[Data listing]
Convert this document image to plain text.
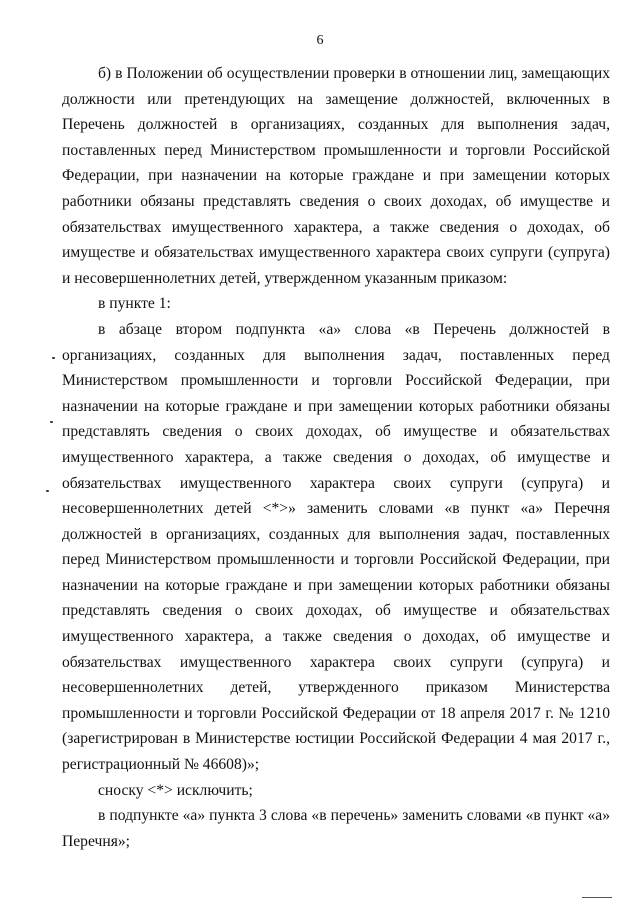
6

б) в Положении об осуществлении проверки в отношении лиц, замещающих должности или претендующих на замещение должностей, включенных в Перечень должностей в организациях, созданных для выполнения задач, поставленных перед Министерством промышленности и торговли Российской Федерации, при назначении на которые граждане и при замещении которых работники обязаны представлять сведения о своих доходах, об имуществе и обязательствах имущественного характера, а также сведения о доходах, об имуществе и обязательствах имущественного характера своих супруги (супруга) и несовершеннолетних детей, утвержденном указанным приказом:

в пункте 1:

в абзаце втором подпункта «а» слова «в Перечень должностей в организациях, созданных для выполнения задач, поставленных перед Министерством промышленности и торговли Российской Федерации, при назначении на которые граждане и при замещении которых работники обязаны представлять сведения о своих доходах, об имуществе и обязательствах имущественного характера, а также сведения о доходах, об имуществе и обязательствах имущественного характера своих супруги (супруга) и несовершеннолетних детей <*>» заменить словами «в пункт «а» Перечня должностей в организациях, созданных для выполнения задач, поставленных перед Министерством промышленности и торговли Российской Федерации, при назначении на которые граждане и при замещении которых работники обязаны представлять сведения о своих доходах, об имуществе и обязательствах имущественного характера, а также сведения о доходах, об имуществе и обязательствах имущественного характера своих супруги (супруга) и несовершеннолетних детей, утвержденного приказом Министерства промышленности и торговли Российской Федерации от 18 апреля 2017 г. № 1210 (зарегистрирован в Министерстве юстиции Российской Федерации 4 мая 2017 г., регистрационный № 46608)»;

сноску <*> исключить;

в подпункте «а» пункта 3 слова «в перечень» заменить словами «в пункт «а» Перечня»;
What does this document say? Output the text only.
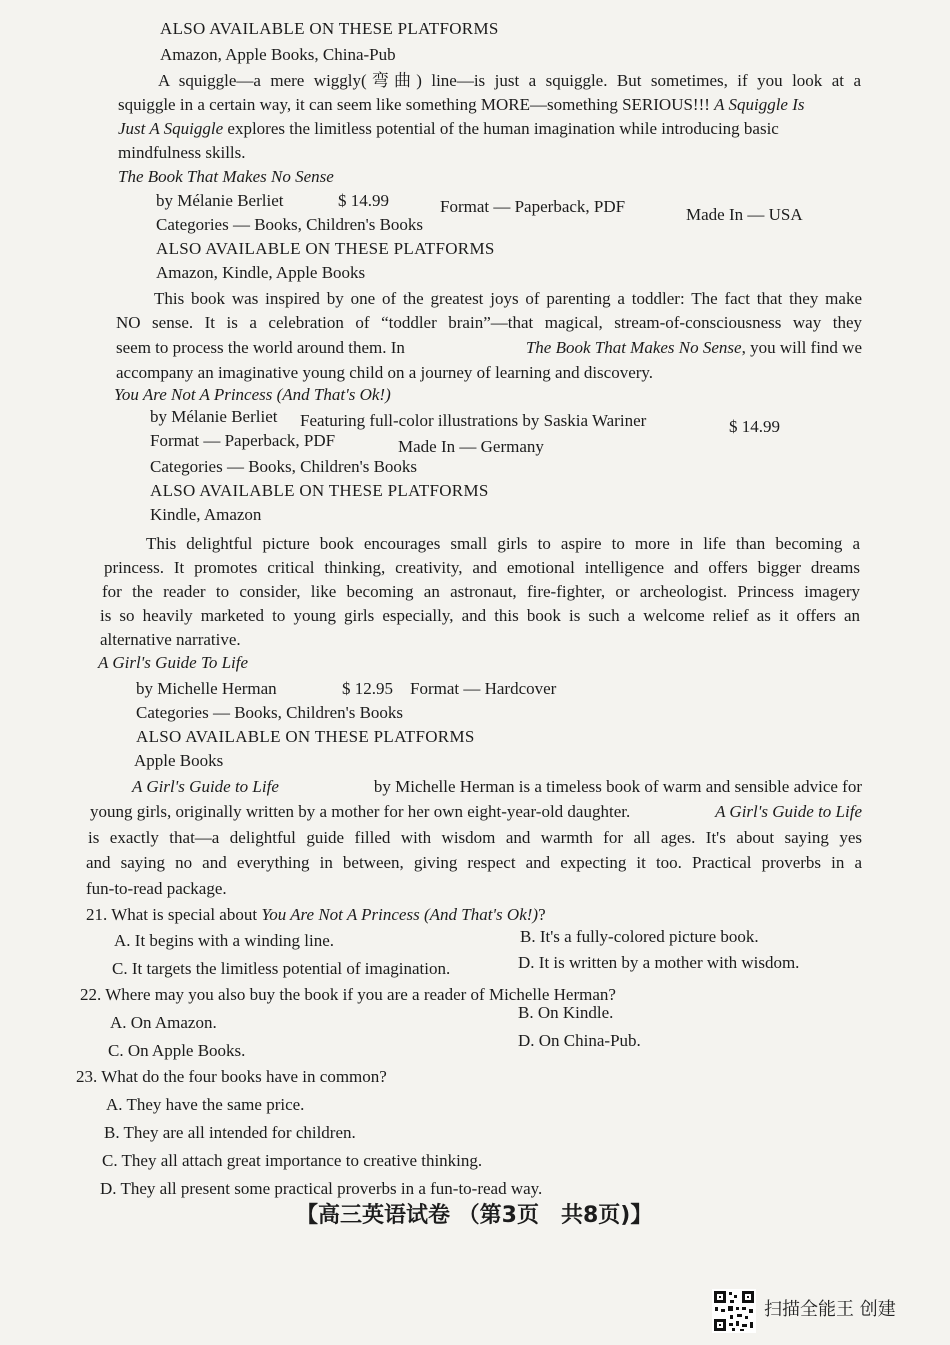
ALSO AVAILABLE ON THESE PLATFORMS
Amazon, Apple Books, China-Pub
A squiggle—a mere wiggly(弯曲) line—is just a squiggle. But sometimes, if you look at a
squiggle in a certain way, it can seem like something MORE—something SERIOUS!!! A Squiggle Is
Just A Squiggle explores the limitless potential of the human imagination while introducing basic
mindfulness skills.
The Book That Makes No Sense
by Mélanie Berliet	$ 14.99	Format — Paperback, PDF	Made In — USA
Categories — Books, Children's Books
ALSO AVAILABLE ON THESE PLATFORMS
Amazon, Kindle, Apple Books
This book was inspired by one of the greatest joys of parenting a toddler: The fact that they make
NO sense. It is a celebration of “toddler brain”—that magical, stream-of-consciousness way they
seem to process the world around them. In	The Book That Makes No Sense, you will find we
accompany an imaginative young child on a journey of learning and discovery.
You Are Not A Princess (And That's Ok!)
by Mélanie Berliet Featuring full-color illustrations by Saskia Wariner	$ 14.99
Format — Paperback, PDF	Made In — Germany
Categories — Books, Children's Books
ALSO AVAILABLE ON THESE PLATFORMS
Kindle, Amazon
This delightful picture book encourages small girls to aspire to more in life than becoming a
princess. It promotes critical thinking, creativity, and emotional intelligence and offers bigger dreams
for the reader to consider, like becoming an astronaut, fire-fighter, or archeologist. Princess imagery
is so heavily marketed to young girls especially, and this book is such a welcome relief as it offers an
alternative narrative.
A Girl's Guide To Life
by Michelle Herman	$ 12.95 Format — Hardcover
Categories — Books, Children's Books
ALSO AVAILABLE ON THESE PLATFORMS
Apple Books
A Girl's Guide to Life	by Michelle Herman is a timeless book of warm and sensible advice for
young girls, originally written by a mother for her own eight-year-old daughter.	A Girl's Guide to Life
is exactly that—a delightful guide filled with wisdom and warmth for all ages. It's about saying yes
and saying no and everything in between, giving respect and expecting it too. Practical proverbs in a
fun-to-read package.
21. What is special about You Are Not A Princess (And That's Ok!)?
A. It begins with a winding line.	B. It's a fully-colored picture book.
C. It targets the limitless potential of imagination.	D. It is written by a mother with wisdom.
22. Where may you also buy the book if you are a reader of Michelle Herman?
A. On Amazon.
B. On Kindle.
C. On Apple Books.
D. On China-Pub.
23. What do the four books have in common?
A. They have the same price.
B. They are all intended for children.
C. They all attach great importance to creative thinking.
D. They all present some practical proverbs in a fun-to-read way.
【高三英语试卷 （第3页　共8页)】
扫描全能王 创建
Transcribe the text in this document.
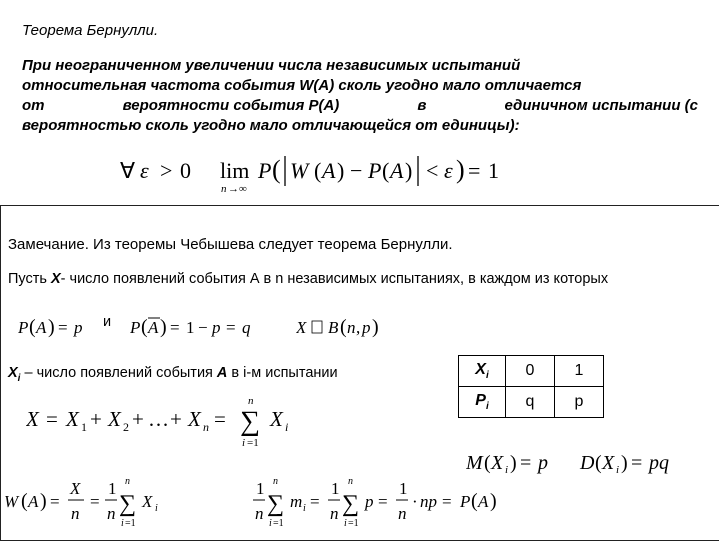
Теорема Бернулли.
При неограниченном увеличении числа независимых испытаний
относительная частота события W(A) сколь угодно мало отличается
от	вероятности события P(A)	в	единичном испытании (с
вероятностью сколь угодно мало отличающейся от единицы):
∀ ε > 0 lim
n →∞
P ( W ( A ) − P ( A ) < ε ) = 1
Замечание. Из теоремы Чебышева следует теорема Бернулли.
Пусть X- число появлений события А в n независимых испытаниях, в каждом из которых
P ( A ) = p и P ( A ) = 1 − p = q	X B ( n , p )
$X_i$ – число появлений события A в i-м испытании	$X_i$	0	1
$P_i$	q	p
X = X 1 + X 2 + … + X n =
n
∑
i =1
X i
M ( X i ) = p D ( X i ) = pq
W ( A ) =
X
n
=
1
n
n
∑
i =1
X i
1
n
n
∑
i =1
m i =
1
n
n
∑
i =1
p =
1
n
· np = P ( A )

» DIRECTIONS
Repeat the data exactly, excluding the pictures.

» THE OUTPUT
Convert this document image to plain text.
6

б) в Положении об осуществлении проверки в отношении лиц, замещающих должности или претендующих на замещение должностей, включенных в Перечень должностей в организациях, созданных для выполнения задач, поставленных перед Министерством промышленности и торговли Российской Федерации, при назначении на которые граждане и при замещении которых работники обязаны представлять сведения о своих доходах, об имуществе и обязательствах имущественного характера, а также сведения о доходах, об имуществе и обязательствах имущественного характера своих супруги (супруга) и несовершеннолетних детей, утвержденном указанным приказом:

в пункте 1:

в абзаце втором подпункта «а» слова «в Перечень должностей в организациях, созданных для выполнения задач, поставленных перед Министерством промышленности и торговли Российской Федерации, при назначении на которые граждане и при замещении которых работники обязаны представлять сведения о своих доходах, об имуществе и обязательствах имущественного характера, а также сведения о доходах, об имуществе и обязательствах имущественного характера своих супруги (супруга) и несовершеннолетних детей <*>» заменить словами «в пункт «а» Перечня должностей в организациях, созданных для выполнения задач, поставленных перед Министерством промышленности и торговли Российской Федерации, при назначении на которые граждане и при замещении которых работники обязаны представлять сведения о своих доходах, об имуществе и обязательствах имущественного характера, а также сведения о доходах, об имуществе и обязательствах имущественного характера своих супруги (супруга) и несовершеннолетних детей, утвержденного приказом Министерства промышленности и торговли Российской Федерации от 18 апреля 2017 г. № 1210 (зарегистрирован в Министерстве юстиции Российской Федерации 4 мая 2017 г., регистрационный № 46608)»;

сноску <*> исключить;

в подпункте «а» пункта 3 слова «в перечень» заменить словами «в пункт «а» Перечня»;
What does this document say? Output the text only.
ALSO AVAILABLE ON THESE PLATFORMS
Amazon, Apple Books, China-Pub
A squiggle—a mere wiggly(弯曲) line—is just a squiggle. But sometimes, if you look at a
squiggle in a certain way, it can seem like something MORE—something SERIOUS!!! A Squiggle Is
Just A Squiggle explores the limitless potential of the human imagination while introducing basic
mindfulness skills.
The Book That Makes No Sense
by Mélanie Berliet	$ 14.99	Format — Paperback, PDF	Made In — USA
Categories — Books, Children's Books
ALSO AVAILABLE ON THESE PLATFORMS
Amazon, Kindle, Apple Books
This book was inspired by one of the greatest joys of parenting a toddler: The fact that they make
NO sense. It is a celebration of “toddler brain”—that magical, stream-of-consciousness way they
seem to process the world around them. In	The Book That Makes No Sense, you will find we
accompany an imaginative young child on a journey of learning and discovery.
You Are Not A Princess (And That's Ok!)
by Mélanie Berliet Featuring full-color illustrations by Saskia Wariner	$ 14.99
Format — Paperback, PDF	Made In — Germany
Categories — Books, Children's Books
ALSO AVAILABLE ON THESE PLATFORMS
Kindle, Amazon
This delightful picture book encourages small girls to aspire to more in life than becoming a
princess. It promotes critical thinking, creativity, and emotional intelligence and offers bigger dreams
for the reader to consider, like becoming an astronaut, fire-fighter, or archeologist. Princess imagery
is so heavily marketed to young girls especially, and this book is such a welcome relief as it offers an
alternative narrative.
A Girl's Guide To Life
by Michelle Herman	$ 12.95 Format — Hardcover
Categories — Books, Children's Books
ALSO AVAILABLE ON THESE PLATFORMS
Apple Books
A Girl's Guide to Life	by Michelle Herman is a timeless book of warm and sensible advice for
young girls, originally written by a mother for her own eight-year-old daughter.	A Girl's Guide to Life
is exactly that—a delightful guide filled with wisdom and warmth for all ages. It's about saying yes
and saying no and everything in between, giving respect and expecting it too. Practical proverbs in a
fun-to-read package.
21. What is special about You Are Not A Princess (And That's Ok!)?
A. It begins with a winding line.	B. It's a fully-colored picture book.
C. It targets the limitless potential of imagination.	D. It is written by a mother with wisdom.
22. Where may you also buy the book if you are a reader of Michelle Herman?
A. On Amazon.
B. On Kindle.
C. On Apple Books.
D. On China-Pub.
23. What do the four books have in common?
A. They have the same price.
B. They are all intended for children.
C. They all attach great importance to creative thinking.
D. They all present some practical proverbs in a fun-to-read way.
【高三英语试卷 （第3页　共8页)】
扫描全能王 创建
Transcribe the text in this document.
Теорема Бернулли.
При неограниченном увеличении числа независимых испытаний
относительная частота события W(A) сколь угодно мало отличается
от	вероятности события P(A)	в	единичном испытании (с
вероятностью сколь угодно мало отличающейся от единицы):
∀ ε > 0 lim
n →∞
P ( W ( A ) − P ( A ) < ε ) = 1
Замечание. Из теоремы Чебышева следует теорема Бернулли.
Пусть X- число появлений события А в n независимых испытаниях, в каждом из которых
P ( A ) = p и P ( A ) = 1 − p = q	X B ( n , p )
$X_i$ – число появлений события A в i-м испытании	$X_i$	0	1
$P_i$	q	p
X = X 1 + X 2 + … + X n =
n
∑
i =1
X i
M ( X i ) = p D ( X i ) = pq
W ( A ) =
X
n
=
1
n
n
∑
i =1
X i
1
n
n
∑
i =1
m i =
1
n
n
∑
i =1
p =
1
n
· np = P ( A )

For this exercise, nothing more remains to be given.